__Brief__:
Wherever the word "frac" shows up in a line, please copy that line.

++++++++

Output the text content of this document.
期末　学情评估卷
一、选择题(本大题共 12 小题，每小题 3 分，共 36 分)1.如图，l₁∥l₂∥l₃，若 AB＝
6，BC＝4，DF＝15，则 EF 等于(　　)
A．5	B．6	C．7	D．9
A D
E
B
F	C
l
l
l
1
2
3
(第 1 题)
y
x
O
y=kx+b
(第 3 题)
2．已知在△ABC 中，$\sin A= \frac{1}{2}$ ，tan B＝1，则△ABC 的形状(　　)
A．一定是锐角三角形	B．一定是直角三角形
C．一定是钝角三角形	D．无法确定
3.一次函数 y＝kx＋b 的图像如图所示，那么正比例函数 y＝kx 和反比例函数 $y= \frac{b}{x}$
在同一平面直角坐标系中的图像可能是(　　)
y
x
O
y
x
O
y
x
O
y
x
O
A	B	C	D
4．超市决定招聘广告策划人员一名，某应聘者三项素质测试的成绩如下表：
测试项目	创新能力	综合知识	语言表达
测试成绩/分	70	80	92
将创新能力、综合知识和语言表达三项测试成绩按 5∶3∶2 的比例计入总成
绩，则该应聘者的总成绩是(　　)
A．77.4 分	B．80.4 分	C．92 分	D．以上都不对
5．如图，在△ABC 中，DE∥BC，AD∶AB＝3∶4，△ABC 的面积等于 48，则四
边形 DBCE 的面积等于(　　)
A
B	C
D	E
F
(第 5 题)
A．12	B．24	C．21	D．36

++++++++

__Output for this exercise__:
2．已知在△ABC 中，$\sin A= \frac{1}{2}$ ，tan B＝1，则△ABC 的形状(　　)
3.一次函数 y＝kx＋b 的图像如图所示，那么正比例函数 y＝kx 和反比例函数 $y= \frac{b}{x}$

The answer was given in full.